[Begin GIVEN ENTRIES]

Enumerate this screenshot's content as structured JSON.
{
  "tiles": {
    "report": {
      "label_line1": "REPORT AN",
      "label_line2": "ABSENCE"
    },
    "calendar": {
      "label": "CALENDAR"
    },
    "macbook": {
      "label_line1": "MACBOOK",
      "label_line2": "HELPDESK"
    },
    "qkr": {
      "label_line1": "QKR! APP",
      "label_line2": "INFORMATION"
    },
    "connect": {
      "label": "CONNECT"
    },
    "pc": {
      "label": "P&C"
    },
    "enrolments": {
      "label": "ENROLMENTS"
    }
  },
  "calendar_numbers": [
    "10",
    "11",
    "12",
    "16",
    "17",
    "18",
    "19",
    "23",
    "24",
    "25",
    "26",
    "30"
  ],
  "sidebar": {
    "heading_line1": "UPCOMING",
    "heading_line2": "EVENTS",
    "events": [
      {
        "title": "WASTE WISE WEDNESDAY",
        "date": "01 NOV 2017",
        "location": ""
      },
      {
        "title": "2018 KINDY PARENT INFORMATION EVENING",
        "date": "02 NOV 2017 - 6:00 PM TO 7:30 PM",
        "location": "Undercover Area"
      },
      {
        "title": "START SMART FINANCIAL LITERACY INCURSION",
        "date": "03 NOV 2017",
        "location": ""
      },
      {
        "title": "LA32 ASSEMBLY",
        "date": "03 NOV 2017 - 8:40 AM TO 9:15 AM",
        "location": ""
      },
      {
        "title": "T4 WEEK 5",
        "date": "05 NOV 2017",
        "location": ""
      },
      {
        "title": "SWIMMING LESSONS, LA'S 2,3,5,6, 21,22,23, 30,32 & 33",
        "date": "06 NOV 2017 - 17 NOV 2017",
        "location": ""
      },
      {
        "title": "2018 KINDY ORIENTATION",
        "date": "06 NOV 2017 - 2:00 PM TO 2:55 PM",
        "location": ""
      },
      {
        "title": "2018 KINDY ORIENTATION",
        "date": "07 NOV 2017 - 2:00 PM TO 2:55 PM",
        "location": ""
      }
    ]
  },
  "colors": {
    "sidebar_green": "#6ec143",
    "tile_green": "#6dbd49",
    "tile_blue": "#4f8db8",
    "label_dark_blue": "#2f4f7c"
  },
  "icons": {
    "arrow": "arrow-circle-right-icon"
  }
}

[End GIVEN ENTRIES]

REQUIRED WORK
All of the entries need to be reproduced exactly; please write them out.

OUTPUT OF THE TASK
Enumerate this screenshot's content as structured JSON.
{
  "tiles": {
    "report": {
      "label_line1": "REPORT AN",
      "label_line2": "ABSENCE"
    },
    "calendar": {
      "label": "CALENDAR"
    },
    "macbook": {
      "label_line1": "MACBOOK",
      "label_line2": "HELPDESK"
    },
    "qkr": {
      "label_line1": "QKR! APP",
      "label_line2": "INFORMATION"
    },
    "connect": {
      "label": "CONNECT"
    },
    "pc": {
      "label": "P&C"
    },
    "enrolments": {
      "label": "ENROLMENTS"
    }
  },
  "calendar_numbers": [
    "10",
    "11",
    "12",
    "16",
    "17",
    "18",
    "19",
    "23",
    "24",
    "25",
    "26",
    "30"
  ],
  "sidebar": {
    "heading_line1": "UPCOMING",
    "heading_line2": "EVENTS",
    "events": [
      {
        "title": "WASTE WISE WEDNESDAY",
        "date": "01 NOV 2017",
        "location": ""
      },
      {
        "title": "2018 KINDY PARENT INFORMATION EVENING",
        "date": "02 NOV 2017 - 6:00 PM TO 7:30 PM",
        "location": "Undercover Area"
      },
      {
        "title": "START SMART FINANCIAL LITERACY INCURSION",
        "date": "03 NOV 2017",
        "location": ""
      },
      {
        "title": "LA32 ASSEMBLY",
        "date": "03 NOV 2017 - 8:40 AM TO 9:15 AM",
        "location": ""
      },
      {
        "title": "T4 WEEK 5",
        "date": "05 NOV 2017",
        "location": ""
      },
      {
        "title": "SWIMMING LESSONS, LA'S 2,3,5,6, 21,22,23, 30,32 & 33",
        "date": "06 NOV 2017 - 17 NOV 2017",
        "location": ""
      },
      {
        "title": "2018 KINDY ORIENTATION",
        "date": "06 NOV 2017 - 2:00 PM TO 2:55 PM",
        "location": ""
      },
      {
        "title": "2018 KINDY ORIENTATION",
        "date": "07 NOV 2017 - 2:00 PM TO 2:55 PM",
        "location": ""
      }
    ]
  },
  "colors": {
    "sidebar_green": "#6ec143",
    "tile_green": "#6dbd49",
    "tile_blue": "#4f8db8",
    "label_dark_blue": "#2f4f7c"
  },
  "icons": {
    "arrow": "arrow-circle-right-icon"
  }
}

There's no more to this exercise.